## Document section
These distinctions are enormously important when developing processes around MTTR or investigating a monitoring solution. If one member of your team is measuring resolution and another repair, you’ll likely end up with very different values.

Software-driven businesses use MTTR as a general measure of the availability of their systems, which establishes the cost of operating and sustaining their services and platforms. These costs include physical/digital assets, the people required to maintain uptime and how they can use their expertise, and even ongoing relationships with existing customers.

  • Service level agreements (SLAs): SLAs are contracts between internal teams or a service provider and client, and require robust monitoring for enforcement.
  • Customer success: Those responsible for managing relationships with ongoing customers, particularly in business to business (B2B) and enterprise environments, are unquestionably invested in the volume and duration of customer-facing incidents and outages.
  • Application performance monitoring solutions: Some organizations use MTTR to measure the efficacy of the tools they use to detect incidents to begin with. If their current solution doesn’t provide them with the right features, such as alerting workflows and proactive detection of incidents, to reduce MTTR, it might be time to migrate.

How is MTTR measured?

Let’s use an example. You’re part of a SaaS company that provides a web application that other businesses use as part of their mission-critical workflows. You’re heavily focused on maximizing your platform’s uptime and software performance to ensure your customers have a productive experience.

A domain name system (DNS) outage affects your customers’ ability to access your application. A DevOps engineer or SRE quickly notices the outage on their application monitoring dashboards. This moment of detection marks the beginning of the incident.

The team member quickly edits your platform’s DNS settings to route to a backup provider. In other definitions of MTTR, like mean time to respond, the timer stops here, but mean time to resolution also includes the effort required to prevent the issue from happening again.

In the case of this DNS issue, the resolution might include adding a new DNS-specific chart to a commonly-used dashboard, updating internal documentation on the process of manually migrating to the backup, or creating a new script to handle that migration automatically when the monitoring solution detects a DNS outage.

For the sake of calculating MTTR, the timer now stops.

Calculating MTTR

In the example below, there are 18 incidents in 90 days. Each is represented as the time between detecting the incident and restoring full function and creating new processes to prevent it from happening again.

## Rows
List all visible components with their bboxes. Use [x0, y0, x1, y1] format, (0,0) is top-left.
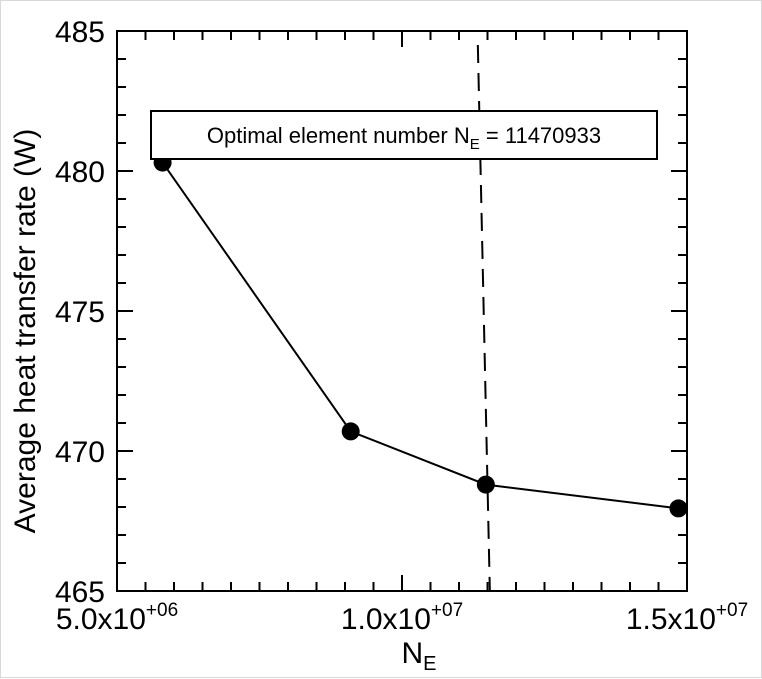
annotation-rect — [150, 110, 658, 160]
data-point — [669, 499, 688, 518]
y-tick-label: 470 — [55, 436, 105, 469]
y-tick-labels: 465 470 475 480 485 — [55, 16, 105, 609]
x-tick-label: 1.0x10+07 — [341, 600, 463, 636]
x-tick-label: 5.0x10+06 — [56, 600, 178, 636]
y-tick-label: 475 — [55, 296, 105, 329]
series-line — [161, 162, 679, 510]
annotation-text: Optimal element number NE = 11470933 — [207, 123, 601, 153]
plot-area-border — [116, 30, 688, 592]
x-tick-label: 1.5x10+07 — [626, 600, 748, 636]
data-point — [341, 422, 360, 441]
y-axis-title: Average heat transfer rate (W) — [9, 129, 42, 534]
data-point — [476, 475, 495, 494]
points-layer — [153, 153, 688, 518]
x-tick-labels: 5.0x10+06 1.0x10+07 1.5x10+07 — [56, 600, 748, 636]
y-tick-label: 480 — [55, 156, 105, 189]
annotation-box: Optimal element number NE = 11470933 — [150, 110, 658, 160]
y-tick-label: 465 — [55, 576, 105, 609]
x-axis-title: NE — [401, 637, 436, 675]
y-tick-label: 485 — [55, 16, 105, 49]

==

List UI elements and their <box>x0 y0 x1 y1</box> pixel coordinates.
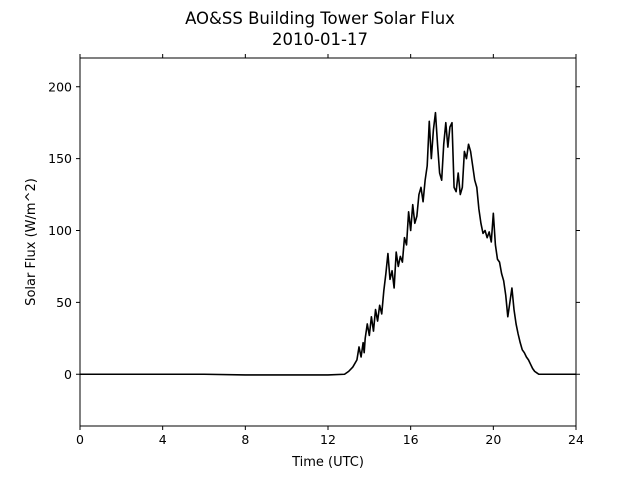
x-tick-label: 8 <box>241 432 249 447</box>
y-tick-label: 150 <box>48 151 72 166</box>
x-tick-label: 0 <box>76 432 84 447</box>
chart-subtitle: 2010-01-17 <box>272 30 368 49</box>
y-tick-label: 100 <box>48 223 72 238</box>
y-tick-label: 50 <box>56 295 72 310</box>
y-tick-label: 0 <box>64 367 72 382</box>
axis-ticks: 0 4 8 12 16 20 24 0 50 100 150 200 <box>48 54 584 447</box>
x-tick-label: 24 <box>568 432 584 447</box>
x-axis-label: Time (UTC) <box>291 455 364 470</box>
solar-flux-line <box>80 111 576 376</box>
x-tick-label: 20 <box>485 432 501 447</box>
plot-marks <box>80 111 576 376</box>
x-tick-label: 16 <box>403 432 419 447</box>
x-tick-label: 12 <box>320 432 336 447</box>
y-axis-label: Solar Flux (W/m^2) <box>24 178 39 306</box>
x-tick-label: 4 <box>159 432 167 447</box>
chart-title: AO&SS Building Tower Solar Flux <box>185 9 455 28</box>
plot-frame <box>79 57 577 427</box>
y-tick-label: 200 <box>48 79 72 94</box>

## Instructions for the task
According to the MTTR text, what marks the beginning of the incident in the DNS outage example?

## Result below
The moment of detection, when a DevOps engineer or SRE notices the outage on their application monitoring dashboards.